(Data entries)
------------------------------------

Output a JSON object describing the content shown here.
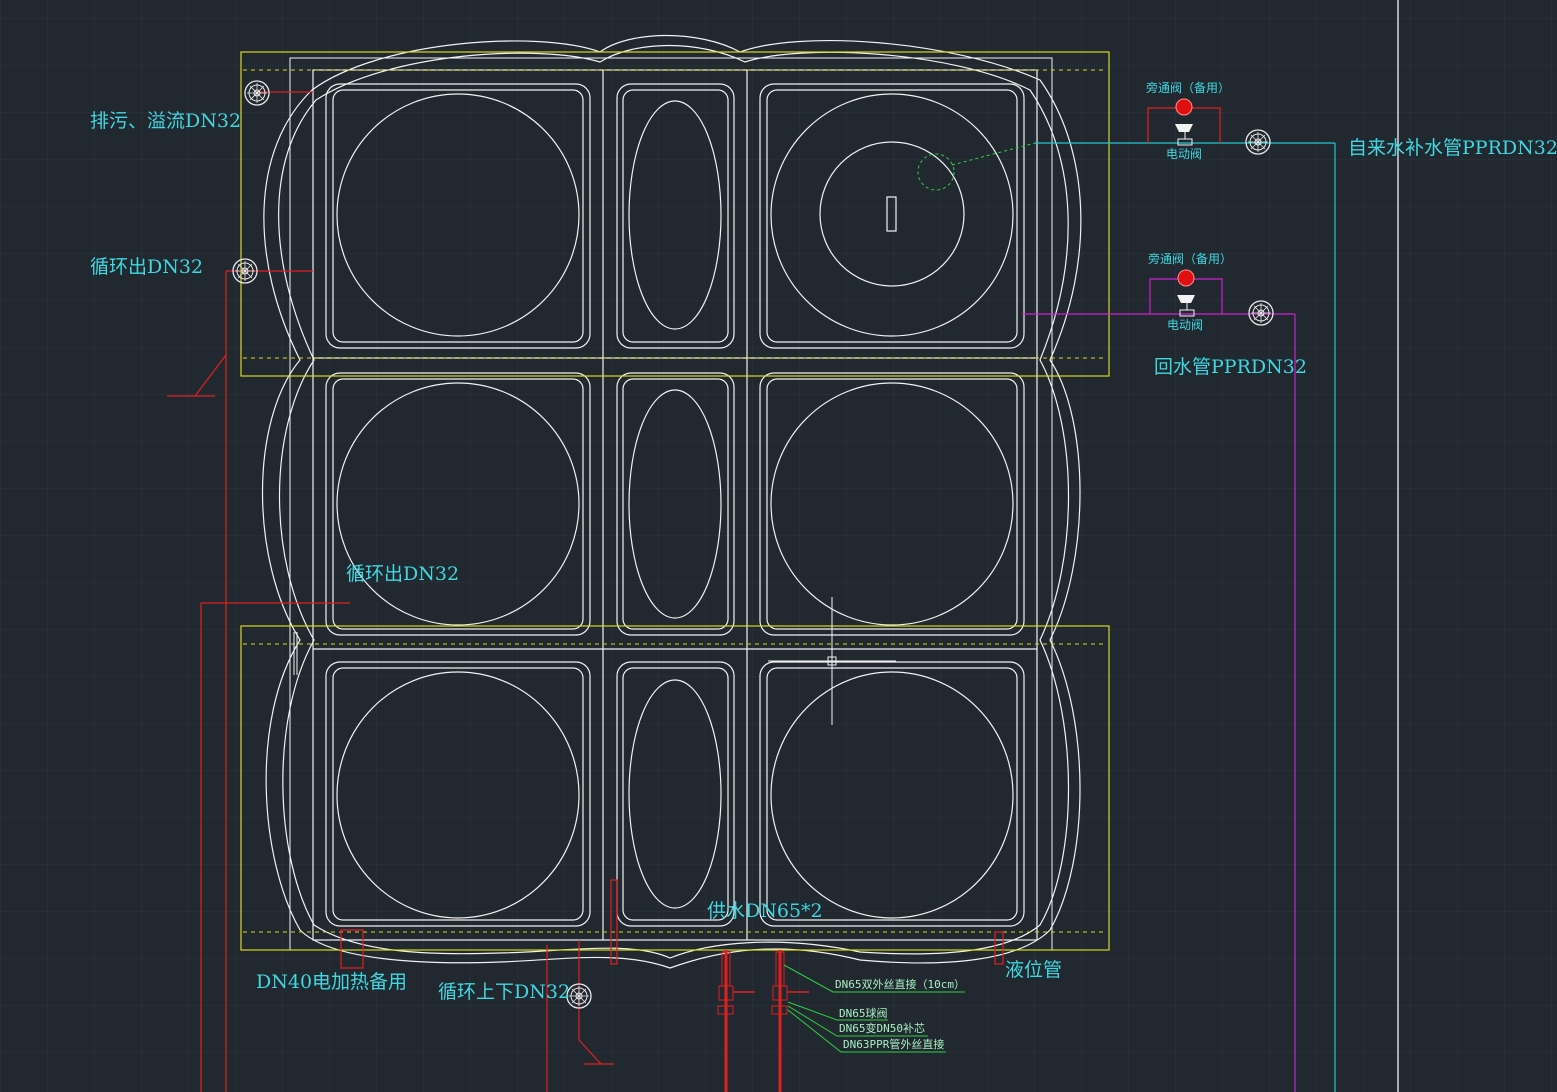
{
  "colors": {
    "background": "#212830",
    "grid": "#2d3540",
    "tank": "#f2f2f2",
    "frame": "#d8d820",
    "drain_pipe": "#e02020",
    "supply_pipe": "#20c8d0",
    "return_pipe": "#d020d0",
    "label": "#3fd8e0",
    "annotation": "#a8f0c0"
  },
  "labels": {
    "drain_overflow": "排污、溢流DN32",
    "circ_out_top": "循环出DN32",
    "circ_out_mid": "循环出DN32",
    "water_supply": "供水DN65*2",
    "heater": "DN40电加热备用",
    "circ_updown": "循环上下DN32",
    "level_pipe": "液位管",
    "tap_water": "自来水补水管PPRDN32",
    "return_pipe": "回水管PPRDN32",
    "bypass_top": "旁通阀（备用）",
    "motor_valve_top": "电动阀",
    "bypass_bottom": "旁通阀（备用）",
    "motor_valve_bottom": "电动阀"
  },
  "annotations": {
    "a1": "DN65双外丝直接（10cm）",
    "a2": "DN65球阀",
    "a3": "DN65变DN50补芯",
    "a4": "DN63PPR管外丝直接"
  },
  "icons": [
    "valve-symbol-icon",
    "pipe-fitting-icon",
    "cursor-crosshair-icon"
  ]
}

------------------------------------

TASK BRIEF: The material above holds pictures; copy everything else in it exactly.

RESULT OF THIS EXERCISE:
Output a JSON object describing the content shown here.
{
  "colors": {
    "background": "#212830",
    "grid": "#2d3540",
    "tank": "#f2f2f2",
    "frame": "#d8d820",
    "drain_pipe": "#e02020",
    "supply_pipe": "#20c8d0",
    "return_pipe": "#d020d0",
    "label": "#3fd8e0",
    "annotation": "#a8f0c0"
  },
  "labels": {
    "drain_overflow": "排污、溢流DN32",
    "circ_out_top": "循环出DN32",
    "circ_out_mid": "循环出DN32",
    "water_supply": "供水DN65*2",
    "heater": "DN40电加热备用",
    "circ_updown": "循环上下DN32",
    "level_pipe": "液位管",
    "tap_water": "自来水补水管PPRDN32",
    "return_pipe": "回水管PPRDN32",
    "bypass_top": "旁通阀（备用）",
    "motor_valve_top": "电动阀",
    "bypass_bottom": "旁通阀（备用）",
    "motor_valve_bottom": "电动阀"
  },
  "annotations": {
    "a1": "DN65双外丝直接（10cm）",
    "a2": "DN65球阀",
    "a3": "DN65变DN50补芯",
    "a4": "DN63PPR管外丝直接"
  },
  "icons": [
    "valve-symbol-icon",
    "pipe-fitting-icon",
    "cursor-crosshair-icon"
  ]
}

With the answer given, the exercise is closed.